Task to carry out: Reproduce the data that follows in its entirety, character for character.

** start of Items **

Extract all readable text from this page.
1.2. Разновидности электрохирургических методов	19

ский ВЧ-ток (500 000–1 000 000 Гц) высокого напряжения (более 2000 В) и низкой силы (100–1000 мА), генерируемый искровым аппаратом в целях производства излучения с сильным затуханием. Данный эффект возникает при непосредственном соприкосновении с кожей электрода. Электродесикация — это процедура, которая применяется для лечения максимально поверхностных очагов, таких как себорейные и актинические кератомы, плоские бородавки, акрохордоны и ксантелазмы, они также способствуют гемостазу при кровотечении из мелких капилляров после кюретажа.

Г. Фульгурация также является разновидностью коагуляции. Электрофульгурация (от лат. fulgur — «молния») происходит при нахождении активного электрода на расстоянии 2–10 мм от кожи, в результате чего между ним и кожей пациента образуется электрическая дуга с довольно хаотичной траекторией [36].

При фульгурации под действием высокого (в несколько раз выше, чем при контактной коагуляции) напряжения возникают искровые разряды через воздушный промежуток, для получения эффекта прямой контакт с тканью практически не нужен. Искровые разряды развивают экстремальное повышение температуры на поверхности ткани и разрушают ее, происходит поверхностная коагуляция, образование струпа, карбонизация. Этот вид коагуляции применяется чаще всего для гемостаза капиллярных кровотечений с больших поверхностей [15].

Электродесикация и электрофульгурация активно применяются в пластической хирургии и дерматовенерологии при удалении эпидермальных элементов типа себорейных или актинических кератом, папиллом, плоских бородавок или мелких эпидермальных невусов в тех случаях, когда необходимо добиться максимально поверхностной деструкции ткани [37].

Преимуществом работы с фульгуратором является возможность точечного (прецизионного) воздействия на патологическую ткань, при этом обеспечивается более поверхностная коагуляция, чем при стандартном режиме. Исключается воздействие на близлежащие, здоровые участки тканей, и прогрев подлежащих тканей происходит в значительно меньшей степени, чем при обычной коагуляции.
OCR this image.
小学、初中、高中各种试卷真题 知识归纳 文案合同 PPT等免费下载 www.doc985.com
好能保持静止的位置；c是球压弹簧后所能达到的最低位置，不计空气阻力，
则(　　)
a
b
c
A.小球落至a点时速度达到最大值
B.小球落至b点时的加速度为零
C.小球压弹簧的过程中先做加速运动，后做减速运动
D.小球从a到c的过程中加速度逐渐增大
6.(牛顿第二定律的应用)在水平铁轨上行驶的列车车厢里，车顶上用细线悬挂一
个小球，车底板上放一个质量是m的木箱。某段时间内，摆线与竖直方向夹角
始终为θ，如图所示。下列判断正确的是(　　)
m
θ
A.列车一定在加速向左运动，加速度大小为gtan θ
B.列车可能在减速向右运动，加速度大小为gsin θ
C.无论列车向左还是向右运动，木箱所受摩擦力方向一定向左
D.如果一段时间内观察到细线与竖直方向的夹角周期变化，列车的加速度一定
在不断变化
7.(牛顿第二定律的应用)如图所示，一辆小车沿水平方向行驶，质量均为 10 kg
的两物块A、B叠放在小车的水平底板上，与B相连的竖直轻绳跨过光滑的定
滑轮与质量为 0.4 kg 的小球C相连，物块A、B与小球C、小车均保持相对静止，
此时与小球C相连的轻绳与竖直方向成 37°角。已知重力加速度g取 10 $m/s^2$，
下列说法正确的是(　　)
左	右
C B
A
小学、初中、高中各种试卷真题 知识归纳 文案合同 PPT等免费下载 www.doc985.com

** end of Items **

Exercise output:
Extract all readable text from this page.
1.2. Разновидности электрохирургических методов	19

ский ВЧ-ток (500 000–1 000 000 Гц) высокого напряжения (более 2000 В) и низкой силы (100–1000 мА), генерируемый искровым аппаратом в целях производства излучения с сильным затуханием. Данный эффект возникает при непосредственном соприкосновении с кожей электрода. Электродесикация — это процедура, которая применяется для лечения максимально поверхностных очагов, таких как себорейные и актинические кератомы, плоские бородавки, акрохордоны и ксантелазмы, они также способствуют гемостазу при кровотечении из мелких капилляров после кюретажа.

Г. Фульгурация также является разновидностью коагуляции. Электрофульгурация (от лат. fulgur — «молния») происходит при нахождении активного электрода на расстоянии 2–10 мм от кожи, в результате чего между ним и кожей пациента образуется электрическая дуга с довольно хаотичной траекторией [36].

При фульгурации под действием высокого (в несколько раз выше, чем при контактной коагуляции) напряжения возникают искровые разряды через воздушный промежуток, для получения эффекта прямой контакт с тканью практически не нужен. Искровые разряды развивают экстремальное повышение температуры на поверхности ткани и разрушают ее, происходит поверхностная коагуляция, образование струпа, карбонизация. Этот вид коагуляции применяется чаще всего для гемостаза капиллярных кровотечений с больших поверхностей [15].

Электродесикация и электрофульгурация активно применяются в пластической хирургии и дерматовенерологии при удалении эпидермальных элементов типа себорейных или актинических кератом, папиллом, плоских бородавок или мелких эпидермальных невусов в тех случаях, когда необходимо добиться максимально поверхностной деструкции ткани [37].

Преимуществом работы с фульгуратором является возможность точечного (прецизионного) воздействия на патологическую ткань, при этом обеспечивается более поверхностная коагуляция, чем при стандартном режиме. Исключается воздействие на близлежащие, здоровые участки тканей, и прогрев подлежащих тканей происходит в значительно меньшей степени, чем при обычной коагуляции.
OCR this image.
小学、初中、高中各种试卷真题 知识归纳 文案合同 PPT等免费下载 www.doc985.com
好能保持静止的位置；c是球压弹簧后所能达到的最低位置，不计空气阻力，
则(　　)
a
b
c
A.小球落至a点时速度达到最大值
B.小球落至b点时的加速度为零
C.小球压弹簧的过程中先做加速运动，后做减速运动
D.小球从a到c的过程中加速度逐渐增大
6.(牛顿第二定律的应用)在水平铁轨上行驶的列车车厢里，车顶上用细线悬挂一
个小球，车底板上放一个质量是m的木箱。某段时间内，摆线与竖直方向夹角
始终为θ，如图所示。下列判断正确的是(　　)
m
θ
A.列车一定在加速向左运动，加速度大小为gtan θ
B.列车可能在减速向右运动，加速度大小为gsin θ
C.无论列车向左还是向右运动，木箱所受摩擦力方向一定向左
D.如果一段时间内观察到细线与竖直方向的夹角周期变化，列车的加速度一定
在不断变化
7.(牛顿第二定律的应用)如图所示，一辆小车沿水平方向行驶，质量均为 10 kg
的两物块A、B叠放在小车的水平底板上，与B相连的竖直轻绳跨过光滑的定
滑轮与质量为 0.4 kg 的小球C相连，物块A、B与小球C、小车均保持相对静止，
此时与小球C相连的轻绳与竖直方向成 37°角。已知重力加速度g取 10 $m/s^2$，
下列说法正确的是(　　)
左	右
C B
A
小学、初中、高中各种试卷真题 知识归纳 文案合同 PPT等免费下载 www.doc985.com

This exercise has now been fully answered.